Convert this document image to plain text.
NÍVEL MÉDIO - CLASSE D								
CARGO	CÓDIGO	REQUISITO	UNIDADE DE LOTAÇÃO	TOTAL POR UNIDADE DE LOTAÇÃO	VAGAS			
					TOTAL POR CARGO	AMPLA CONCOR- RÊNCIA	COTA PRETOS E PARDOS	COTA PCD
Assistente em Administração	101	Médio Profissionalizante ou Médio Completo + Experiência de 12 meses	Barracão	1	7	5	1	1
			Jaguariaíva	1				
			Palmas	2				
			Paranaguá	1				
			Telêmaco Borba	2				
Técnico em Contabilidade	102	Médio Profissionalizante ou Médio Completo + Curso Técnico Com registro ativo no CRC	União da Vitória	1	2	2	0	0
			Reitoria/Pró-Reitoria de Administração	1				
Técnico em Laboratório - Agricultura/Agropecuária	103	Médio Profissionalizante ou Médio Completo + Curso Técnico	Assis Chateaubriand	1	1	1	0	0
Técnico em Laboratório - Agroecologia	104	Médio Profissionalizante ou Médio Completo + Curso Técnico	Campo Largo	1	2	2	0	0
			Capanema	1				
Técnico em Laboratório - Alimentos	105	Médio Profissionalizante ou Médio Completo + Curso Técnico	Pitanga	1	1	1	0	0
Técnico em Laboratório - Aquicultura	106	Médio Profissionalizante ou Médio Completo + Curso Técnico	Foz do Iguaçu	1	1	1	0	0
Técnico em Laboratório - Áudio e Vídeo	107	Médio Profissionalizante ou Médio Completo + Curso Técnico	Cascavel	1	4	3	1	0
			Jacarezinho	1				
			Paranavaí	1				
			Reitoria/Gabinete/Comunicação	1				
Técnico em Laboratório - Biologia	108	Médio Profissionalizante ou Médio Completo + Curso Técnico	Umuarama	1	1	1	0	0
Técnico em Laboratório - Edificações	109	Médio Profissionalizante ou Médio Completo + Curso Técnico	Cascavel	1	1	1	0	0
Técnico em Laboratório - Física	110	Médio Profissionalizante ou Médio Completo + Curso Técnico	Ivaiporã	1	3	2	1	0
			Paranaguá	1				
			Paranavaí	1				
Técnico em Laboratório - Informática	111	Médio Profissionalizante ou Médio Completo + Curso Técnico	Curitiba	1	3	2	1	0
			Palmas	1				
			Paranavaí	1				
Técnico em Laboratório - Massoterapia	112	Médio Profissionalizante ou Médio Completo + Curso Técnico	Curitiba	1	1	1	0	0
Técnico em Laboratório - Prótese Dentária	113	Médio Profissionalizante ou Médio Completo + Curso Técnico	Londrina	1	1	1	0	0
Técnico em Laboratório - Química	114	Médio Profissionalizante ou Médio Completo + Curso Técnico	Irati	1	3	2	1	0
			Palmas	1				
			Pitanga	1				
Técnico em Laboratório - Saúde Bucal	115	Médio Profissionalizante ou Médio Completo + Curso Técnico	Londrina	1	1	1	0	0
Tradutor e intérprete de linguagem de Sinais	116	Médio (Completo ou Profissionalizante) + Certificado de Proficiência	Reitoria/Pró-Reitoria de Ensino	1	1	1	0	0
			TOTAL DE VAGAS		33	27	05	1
═══
» **AIM**: Each line in the listing above that contains "TOTAL" should be copied.

» **EXERCISE ANSWER**:
CARGO	CÓDIGO	REQUISITO	UNIDADE DE LOTAÇÃO	TOTAL POR UNIDADE DE LOTAÇÃO	VAGAS			
					TOTAL POR CARGO	AMPLA CONCOR- RÊNCIA	COTA PRETOS E PARDOS	COTA PCD
			TOTAL DE VAGAS		33	27	05	1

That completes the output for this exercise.